(ACCIONES REQUERIDAS):
1. Según el artículo sobre la uberización de Europa, ¿a qué proporción restringe la norma del Ayuntamiento de Barcelona el número de licencias VTC?
2. Prosigue el artículo sobre la uberización de Europa a partir de su última oración.

(TEXTO FUENTE):
####################
La ‘uberización’ de Europa
Vuelve la batalla del taxi; en el fondo, una simple escaramuza dentro de la confrontación mucho más amplia que contrapone a los defensores del viejo contrato social europeo, por un lado, frente a la nueva ortodoxia dominante, la que prioriza la liberalización y desregulación de todos los mercados de bienes y servicios, por el otro. Una larga guerra de trincheras y desgaste del adversario, esa que se viene desarrollando desde hace años en los despachos del poder en Bruselas y en el incendiado asfalto de las principales capitales del continente, en la que el Tribunal Europeo de Justicia acaba de emitir una sentencia tan salomónica como escapista.
Así, al tiempo que sus magistrados declaran la ilegalidad de la norma del Ayuntamiento de Barcelona que restringe el número de licencias VTC a la proporción 1/30 con relación a los taxis amarillos, abren la vía legal que posibilita similares restricciones locales en base a argumentos ambientales u otros de interés general. O sea, se lavan las manos y pasan la patata caliente a las instancias políticas. En cada ámbito administrativo dotado de competencias regulatorias sobre la materia, pues, ganará o perderá el bando que más capacidad de presión sobre los poderes públicos sea capaz de desplegar. De momento, y en el caso particular de Barcelona, el de los taxistas parece que va ganando.
En ese contexto de confrontación, los argumentos de los defensores del nuevo paradigma - el proclive a acabar con las barreras de entrada- para influir en la opinión pública giran siempre en torno a las dos mismas ideas; dos ideas falaces, por lo demás. La primera de ellas remite a la necesidad de adaptar el funcionamiento del sector del transporte urbano de pasajeros a los rápidos avances tecnológicos vinculados a la digitalización; unos avances disruptivos, los de las nuevas tecnologías de la información, cuya implantación en el sector redundaría, según aseguran, en beneficio de los consumidores finales del servicio y de la sociedad en su conjunto.
La necesidad de adaptar el funcionamiento del sector del transporte urbano de pasajeros a los rápidos avances tecnológicos vinculados a la digitalización
Se trataría, en consecuencia, de evitar que una minoría egoísta, tecnofóbica y bien organizada lograse imponer sus retrógrados afanes corporativos frente al interés general. Una idea falaz, decía; falaz porque parte de la deliberada confusión entre compañías cuya única relevancia significativa resulta ser exclusivamente financiera, como ocurre en el caso de las plataformas virtuales que ahora compiten con los taxis tradicionales, y las verdaderas empresas innovadoras en el ámbito tecnológico. Dos mundos que nada tienen que ver entre sí.
####################
(Registros de regiones de diseño)
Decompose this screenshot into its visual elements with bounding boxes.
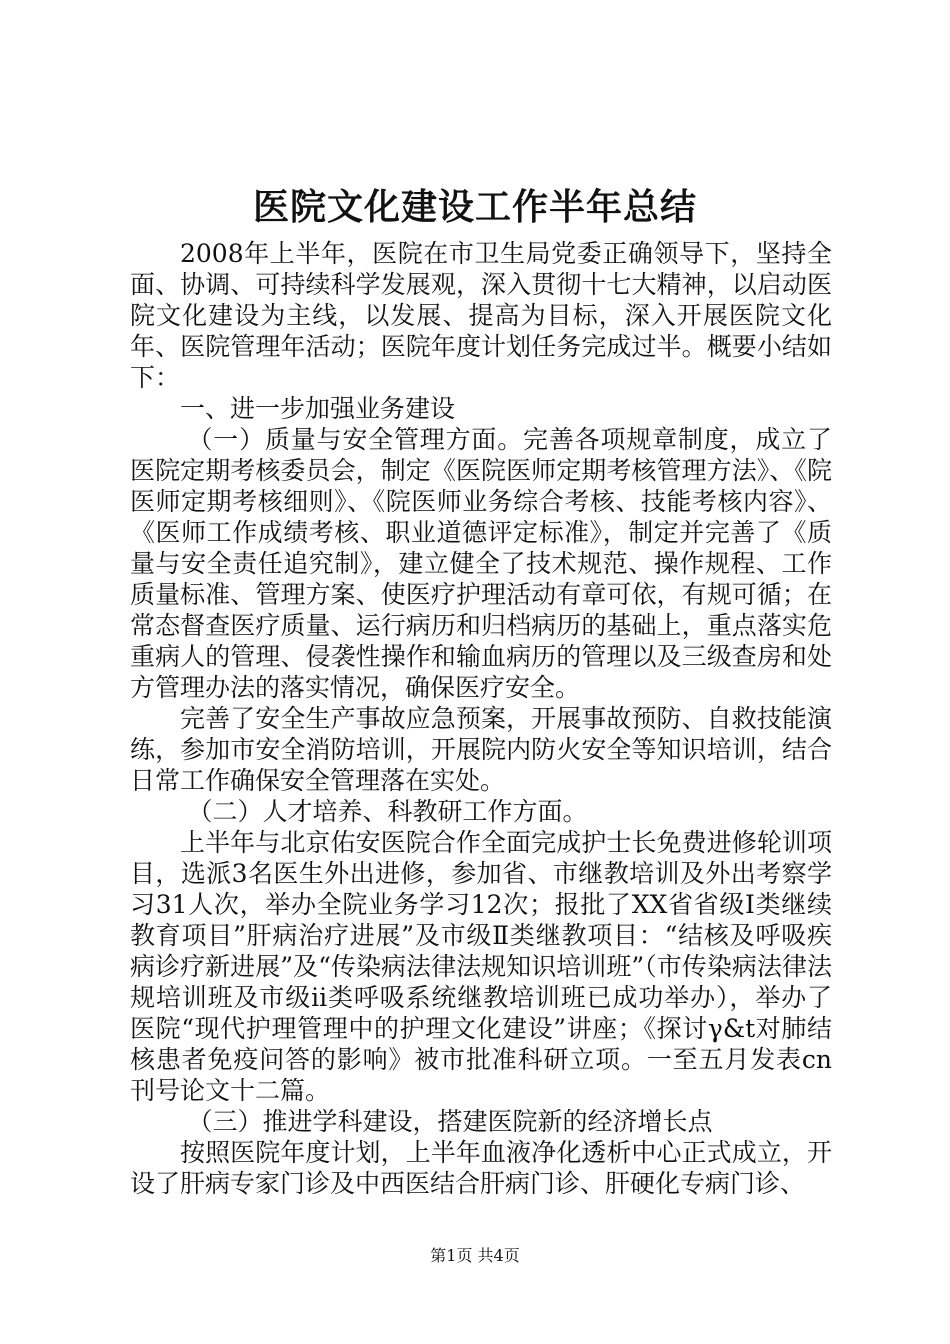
paragraph-safety-production: 完善了安全生产事故应急预案，开展事故预防、自救技能演练，参加市安全消防培训，开展院内防火安全等知识培训，结合日常工作确保安全管理落在实处。 (130, 704, 832, 795)
paragraph-talent-training: 上半年与北京佑安医院合作全面完成护士长免费进修轮训项目，选派3名医生外出进修，参加省、市继教培训及外出考察学习31人次，举办全院业务学习12次；报批了XX省省级Ⅰ类继续教育项目”肝病治疗进展”及市级Ⅱ类继教项目：“结核及呼吸疾病诊疗新进展”及“传染病法律法规知识培训班”（市传染病法律法规培训班及市级ii类呼吸系统继教培训班已成功举办），举办了医院“现代护理管理中的护理文化建设”讲座；《探讨γ&t对肺结核患者免疫问答的影响》被市批准科研立项。一至五月发表cn刊号论文十二篇。 (130, 828, 832, 1105)
paragraph-intro: 2008年上半年，医院在市卫生局党委正确领导下，坚持全面、协调、可持续科学发展观，深入贯彻十七大精神，以启动医院文化建设为主线，以发展、提高为目标，深入开展医院文化年、医院管理年活动；医院年度计划任务完成过半。概要小结如下： (130, 239, 832, 392)
paragraph-discipline-building: 按照医院年度计划，上半年血液净化透析中心正式成立，开设了肝病专家门诊及中西医结合肝病门诊、肝硬化专病门诊、 (130, 1138, 832, 1198)
section-heading-1: 一、进一步加强业务建设 (180, 394, 456, 423)
page-title: 医院文化建设工作半年总结 (252, 186, 697, 228)
paragraph-quality-safety: （一）质量与安全管理方面。完善各项规章制度，成立了医院定期考核委员会，制定《医院医师定期考核管理方法》、《院医师定期考核细则》、《院医师业务综合考核、技能考核内容》、《医师工作成绩考核、职业道德评定标准》，制定并完善了《质量与安全责任追究制》，建立健全了技术规范、操作规程、工作质量标准、管理方案、使医疗护理活动有章可依，有规可循；在常态督查医疗质量、运行病历和归档病历的基础上，重点落实危重病人的管理、侵袭性操作和输血病历的管理以及三级查房和处方管理办法的落实情况，确保医疗安全。 (130, 425, 832, 702)
document-body (130, 238, 832, 1199)
subsection-heading-2: （二）人才培养、科教研工作方面。 (187, 797, 588, 826)
page-footer: 第1页 共4页 (430, 1246, 520, 1265)
subsection-heading-3: （三）推进学科建设，搭建医院新的经济增长点 (187, 1107, 713, 1136)
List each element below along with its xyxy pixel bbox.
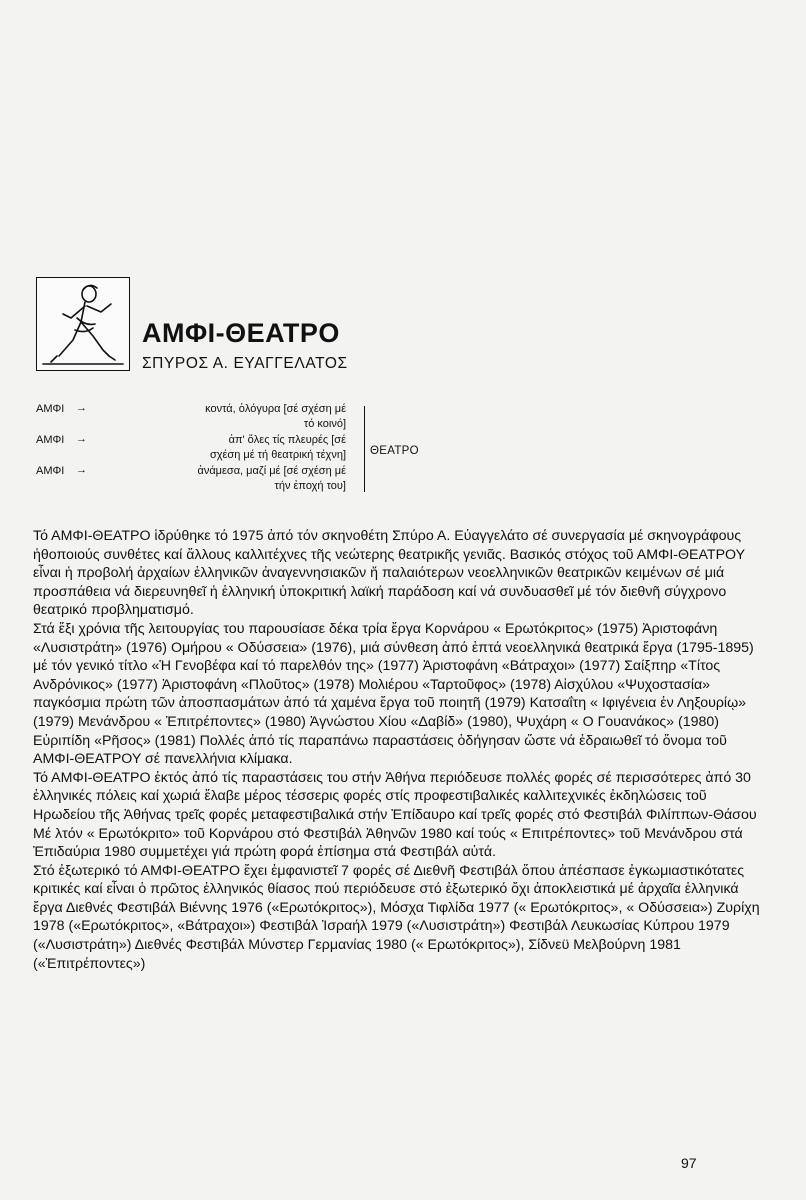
definitions-block	[36, 402, 419, 495]
author-name: ΣΠΥΡΟΣ Α. ΕΥΑΓΓΕΛΑΤΟΣ	[142, 355, 348, 372]
definition-row	[36, 402, 396, 433]
definition-row	[36, 433, 396, 464]
arrow-icon: →	[76, 464, 87, 476]
definition-target: ΘΕΑΤΡΟ	[370, 445, 419, 457]
arrow-icon: →	[76, 433, 87, 445]
definition-meaning	[100, 402, 346, 432]
page-number: 97	[681, 1155, 697, 1171]
definition-word: ΑΜΦΙ	[36, 403, 65, 415]
definition-meaning-line: ἀπ' ὅλες τίς πλευρές [σέ	[228, 434, 346, 446]
paragraph: Τό ΑΜΦΙ-ΘΕΑΤΡΟ ἐκτός ἀπό τίς παραστάσεις του στήν Ἀθήνα περιόδευσε πολλές φορές σέ περισσότερες ἀπό 30 ἑλληνικές πόλεις καί χωριά ἔλαβε μέρος τέσσερις φορές στίς προφεστιβαλικές καλλιτεχνικές ἐκδηλώσεις τοῦ Ηρωδείου τῆς Ἀθήνας τρεῖς φορές μεταφεστιβαλικά στήν Ἐπίδαυρο καί τρεῖς φορές στό Φεστιβάλ Φιλίππων-Θάσου Μέ λτόν « Ερωτόκριτο» τοῦ Κορνάρου στό Φεστιβάλ Ἀθηνῶν 1980 καί τούς « Επιτρέποντες» τοῦ Μενάνδρου στά Ἐπιδαύρια 1980 συμμετέχει γιά πρώτη φορά ἐπίσημα στά Φεστιβάλ αὐτά.	[33, 769, 757, 861]
running-figure-icon	[37, 278, 129, 370]
definition-meaning-line: τό κοινό]	[303, 418, 346, 430]
page-title: ΑΜΦΙ-ΘΕΑΤΡΟ	[142, 318, 340, 348]
definition-row	[36, 464, 396, 495]
definition-meaning-line: κοντά, ὁλόγυρα [σέ σχέση μέ	[205, 403, 346, 415]
paragraph: Στό ἐξωτερικό τό ΑΜΦΙ-ΘΕΑΤΡΟ ἔχει ἐμφανιστεῖ 7 φορές σέ Διεθνῆ Φεστιβάλ ὅπου ἀπέσπασε ἐγκωμιαστικότατες κριτικές καί εἶναι ὁ πρῶτος ἑλληνικός θίασος πού περιόδευσε στό ἐξωτερικό ὄχι ἀποκλειστικά μέ ἀρχαῖα ἑλληνικά ἔργα Διεθνές Φεστιβάλ Βιέννης 1976 («Ερωτόκριτος»), Μόσχα Τιφλίδα 1977 (« Ερωτόκριτος», « Οδύσσεια») Ζυρίχη 1978 («Ερωτόκριτος», «Βάτραχοι») Φεστιβάλ Ἰσραήλ 1979 («Λυσιστράτη») Φεστιβάλ Λευκωσίας Κύπρου 1979 («Λυσιστράτη») Διεθνές Φεστιβάλ Μύνστερ Γερμανίας 1980 (« Ερωτόκριτος»), Σίδνεϋ Μελβούρνη 1981 («Ἐπιτρέποντες»)	[33, 862, 760, 972]
definition-meaning-line: τήν ἐποχή του]	[274, 480, 346, 492]
brace-divider	[354, 406, 365, 492]
paragraph: Στά ἔξι χρόνια τῆς λειτουργίας του παρουσίασε δέκα τρία ἔργα Κορνάρου « Ερωτόκριτος» (1975) Ἀριστοφάνη «Λυσιστράτη» (1976) Ομήρου « Οδύσσεια» (1976), μιά σύνθεση ἀπό ἑπτά νεοελληνικά θεατρικά ἔργα (1795-1895) μέ τόν γενικό τίτλο «Ἡ Γενοβέφα καί τό παρελθόν της» (1977) Ἀριστοφάνη «Βάτραχοι» (1977) Σαίξπηρ «Τίτος Ανδρόνικος» (1977) Ἀριστοφάνη «Πλοῦτος» (1978) Μολιέρου «Ταρτοῦφος» (1978) Αἰσχύλου «Ψυχοστασία» παγκόσμια πρώτη τῶν ἀποσπασμάτων ἀπό τά χαμένα ἔργα τοῦ ποιητῆ (1979) Κατσαΐτη « Ιφιγένεια ἐν Ληξουρίῳ» (1979) Μενάνδρου « Ἐπιτρέποντες» (1980) Ἀγνώστου Χίου «Δαβίδ» (1980), Ψυχάρη « Ο Γουανάκος» (1980) Εὐριπίδη «Ρῆσος» (1981) Πολλές ἀπό τίς παραπάνω παραστάσεις ὁδήγησαν ὥστε νά ἑδραιωθεῖ τό ὄνομα τοῦ ΑΜΦΙ-ΘΕΑΤΡΟΥ σέ πανελλήνια κλίμακα.	[33, 620, 754, 768]
definition-meaning	[100, 464, 346, 494]
definition-meaning-line: σχέση μέ τή θεατρική τέχνη]	[209, 449, 346, 461]
definition-word: ΑΜΦΙ	[36, 465, 65, 477]
arrow-icon: →	[76, 402, 87, 414]
definition-word: ΑΜΦΙ	[36, 434, 65, 446]
definition-meaning-line: ἀνάμεσα, μαζί μέ [σέ σχέση μέ	[197, 465, 346, 477]
paragraph: Τό ΑΜΦΙ-ΘΕΑΤΡΟ ἱδρύθηκε τό 1975 ἀπό τόν σκηνοθέτη Σπύρο Α. Εὐαγγελάτο σέ συνεργασία μέ σκηνογράφους ἠθοποιούς συνθέτες καί ἄλλους καλλιτέχνες τῆς νεώτερης θεατρικῆς γενιᾶς. Βασικός στόχος τοῦ ΑΜΦΙ-ΘΕΑΤΡΟΥ εἶναι ἡ προβολή ἀρχαίων ἑλληνικῶν ἀναγεννησιακῶν ἤ παλαιότερων νεοελληνικῶν θεατρικῶν κειμένων σέ μιά προσπάθεια νά διερευνηθεῖ ἡ ἑλληνική ὑποκριτική λαϊκή παράδοση καί νά συνδυασθεῖ μέ τόν διεθνῆ σύγχρονο θεατρικό προβληματισμό.	[33, 528, 745, 619]
logo	[36, 277, 130, 371]
definition-meaning	[100, 433, 346, 463]
article-body	[33, 527, 769, 973]
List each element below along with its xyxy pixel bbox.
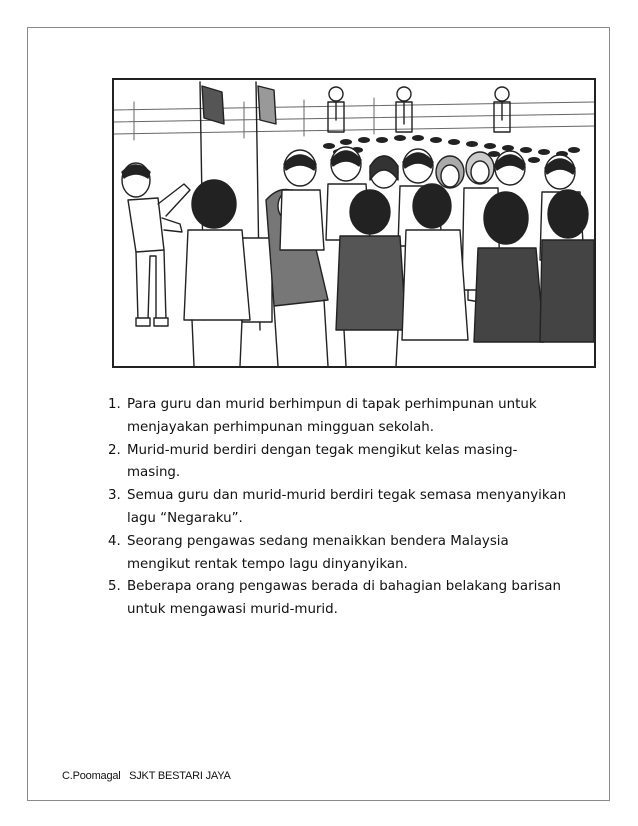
item-text-line: mengikut rentak tempo lagu dinyanyikan. [127,556,408,572]
item-text-line: Murid-murid berdiri dengan tegak mengikut kelas masing- [127,442,518,458]
student-front [495,151,525,185]
prefect-raising-flag [122,163,190,326]
teacher-figure [396,87,412,132]
malaysia-flag-icon [202,86,224,124]
footer-school: SJKT BESTARI JAYA [129,770,231,782]
footer-author: C.Poomagal [62,770,121,782]
student-front [370,156,398,188]
item-number: 4. [108,533,121,549]
teacher-figure [328,87,344,132]
item-text-line: Beberapa orang pengawas berada di bahagian belakang barisan [127,579,561,595]
boy-with-glasses [184,180,250,366]
item-text-line: Para guru dan murid berhimpun di tapak perhimpunan untuk [127,397,537,412]
item-text-line: masing. [127,465,181,481]
assembly-description-list [108,394,588,622]
item-text-line: menjayakan perhimpunan mingguan sekolah. [127,419,435,435]
student-back [540,190,594,342]
list-item [108,440,588,486]
item-text-line: untuk mengawasi murid-murid. [127,602,338,618]
item-text-line: Semua guru dan murid-murid berdiri tegak semasa menyanyikan [127,488,567,504]
list-item [108,576,588,622]
student-back [474,192,544,342]
item-number: 1. [108,397,121,412]
teacher-figure [494,87,510,132]
item-number: 5. [108,579,121,595]
list-item [108,531,588,577]
list-item [108,394,588,440]
item-text-line: lagu “Negaraku”. [127,510,243,526]
assembly-illustration [112,78,596,368]
item-text-line: Seorang pengawas sedang menaikkan bendera Malaysia [127,533,509,549]
student-front [280,150,324,250]
item-number: 2. [108,442,121,458]
page-footer [62,770,231,782]
list-item [108,485,588,531]
student-front [436,156,464,188]
item-number: 3. [108,488,121,504]
school-flag-icon [258,86,276,124]
background-fence [114,98,594,140]
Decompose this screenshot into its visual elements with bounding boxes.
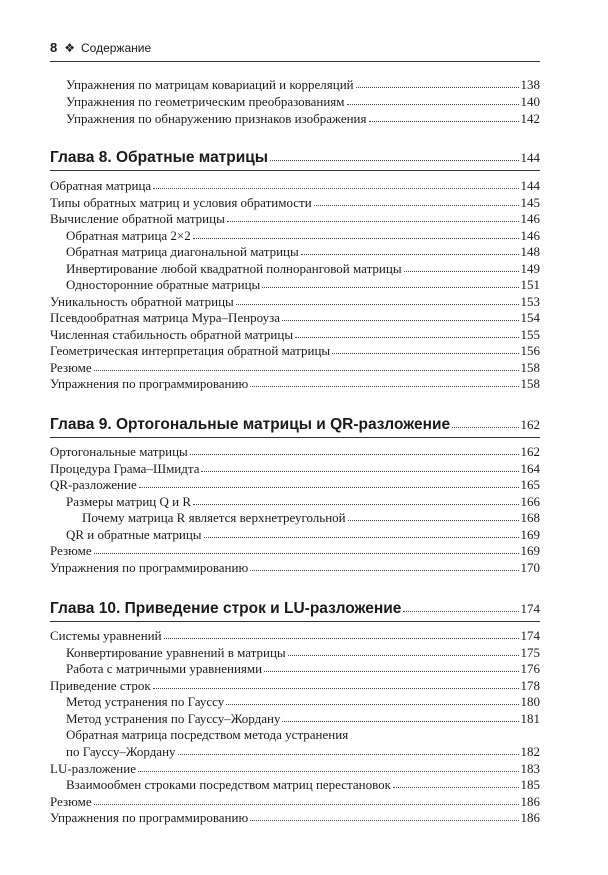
toc-entry[interactable]: Псевдообратная матрица Мура–Пенроуза 154 (50, 310, 540, 325)
toc-entry[interactable]: Численная стабильность обратной матрицы 155 (50, 327, 540, 342)
toc-entry[interactable]: Обратная матрица диагональной матрицы 148 (66, 244, 540, 259)
toc-entry[interactable]: LU-разложение 183 (50, 761, 540, 776)
toc-entry[interactable]: Системы уравнений 174 (50, 628, 540, 643)
toc-entry[interactable]: Резюме 169 (50, 543, 540, 558)
diamond-icon: ❖ (64, 40, 75, 55)
toc-entry[interactable]: Геометрическая интерпретация обратной матрицы 156 (50, 343, 540, 358)
page-header (50, 40, 540, 55)
header-rule (50, 61, 540, 62)
toc-entry[interactable]: Метод устранения по Гауссу 180 (66, 694, 540, 709)
chapter-heading[interactable]: Глава 10. Приведение строк и LU-разложение 174 (50, 600, 540, 617)
chapter-rule (50, 170, 540, 171)
toc-entry[interactable]: Обратная матрица 144 (50, 178, 540, 193)
toc-entry[interactable]: Почему матрица R является верхнетреугольной 168 (82, 510, 540, 525)
toc-entry[interactable]: Работа с матричными уравнениями 176 (66, 661, 540, 676)
chapter-heading[interactable]: Глава 8. Обратные матрицы 144 (50, 149, 540, 166)
toc-entry[interactable]: Упражнения по обнаружению признаков изображения 142 (66, 111, 540, 126)
running-title: Содержание (81, 40, 152, 55)
toc-entry[interactable]: Приведение строк 178 (50, 678, 540, 693)
toc-entry[interactable]: QR-разложение 165 (50, 477, 540, 492)
toc-entry[interactable]: Обратная матрица 2×2 146 (66, 228, 540, 243)
toc-entry[interactable]: Резюме 186 (50, 794, 540, 809)
toc-entry[interactable]: Метод устранения по Гауссу–Жордану 181 (66, 711, 540, 726)
toc-entry[interactable]: по Гауссу–Жордану 182 (66, 744, 540, 759)
chapter-rule (50, 437, 540, 438)
toc-entry-line[interactable]: Обратная матрица посредством метода устранения (66, 727, 349, 742)
toc-entry[interactable]: Типы обратных матриц и условия обратимости 145 (50, 195, 540, 210)
chapter-heading[interactable]: Глава 9. Ортогональные матрицы и QR-разложение 162 (50, 416, 540, 433)
toc-entry[interactable]: Ортогональные матрицы 162 (50, 444, 540, 459)
toc-entry[interactable]: Упражнения по программированию 158 (50, 376, 540, 391)
toc-entry[interactable]: QR и обратные матрицы 169 (66, 527, 540, 542)
page-number: 8 (50, 40, 58, 55)
toc-entry[interactable]: Взаимообмен строками посредством матриц перестановок 185 (66, 777, 540, 792)
toc-entry[interactable]: Упражнения по программированию 186 (50, 810, 540, 825)
toc-entry[interactable]: Процедура Грама–Шмидта 164 (50, 461, 540, 476)
toc-entry[interactable]: Конвертирование уравнений в матрицы 175 (66, 645, 540, 660)
toc-entry[interactable]: Размеры матриц Q и R 166 (66, 494, 540, 509)
toc-entry[interactable]: Инвертирование любой квадратной полноранговой матрицы 149 (66, 261, 540, 276)
toc-entry[interactable]: Резюме 158 (50, 360, 540, 375)
toc-entry[interactable]: Односторонние обратные матрицы 151 (66, 277, 540, 292)
toc-entry[interactable]: Упражнения по геометрическим преобразованиям 140 (66, 94, 540, 109)
toc-entry[interactable]: Вычисление обратной матрицы 146 (50, 211, 540, 226)
toc-entry[interactable]: Упражнения по программированию 170 (50, 560, 540, 575)
toc-entry[interactable]: Уникальность обратной матрицы 153 (50, 294, 540, 309)
chapter-rule (50, 621, 540, 622)
toc-entry[interactable]: Упражнения по матрицам ковариаций и корреляций 138 (66, 77, 540, 92)
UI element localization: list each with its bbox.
####################
(RESPUESTAS POR TAREA):
1. A la proporción 1/30 con relación a los taxis amarillos.

2.
Una cosa es crear Amazon, el resultado final del portentoso despliegue de inteligencia llevado a cabo por centenares de ingenieros informáticos con el fin de revolucionar la distribución comercial por la vía de multiplicar la eficiencia de las cadenas logísticas, y otra muy distinta conectar un simple taxímetro a un teléfono móvil por medio de una sencillísima aplicación que podría elaborar cualquiera. Para llegar a alumbrar Spotify, milagro técnico que pone al alcance de la gente común toda la música del mundo, se requiere un talento extraordinario y una capacidad empresarial visionaria; para poner en marcha con éxito una app de transporte de viajeros, por el contrario, solo hace falta disponer de suficiente músculo financiero, apenas eso. Churras y merinas mezcladas en alegre promiscuidad.
El segundo argumento habitual de los defensores de las plataformas que operan a través de vehículos con licencia VTC apela a la eficiencia económica. Según esa línea de razonamiento, los escépticos ante la modalidad alternativa al taxi tradicional tendrían que rendirse a la evidencia indiscutible de su mayor economicidad. El problema de ese axioma, el que se apoya en los precios aparentemente más bajos que ofrecen las VTC frente a los taxis, estriba en que sí resulta discutible. Aunque, de entrada, el argumento parece sólido.
Frente a un sector anticuado, reacio a los principios de la libre competencia y que aspira a seguir disfrutando de rentas monopolísticas sin aportar un servicio más eficiente a los usuarios, las app del transporte de pasajeros encarnarían no sólo la modernidad, sino también, y sobre todo, el triunfo de los precios competitivos, siempre muy ajustados a los costes de producción del servicio. Frente a la extracción coercitiva de rentas parasitarias logradas merced al control de la industria por parte del gremio del taxi, la justicia anónima e impersonal propia de las fuerzas del mercado. El argumento suena bien, incluso muy bien, pero igualmente resulta falaz.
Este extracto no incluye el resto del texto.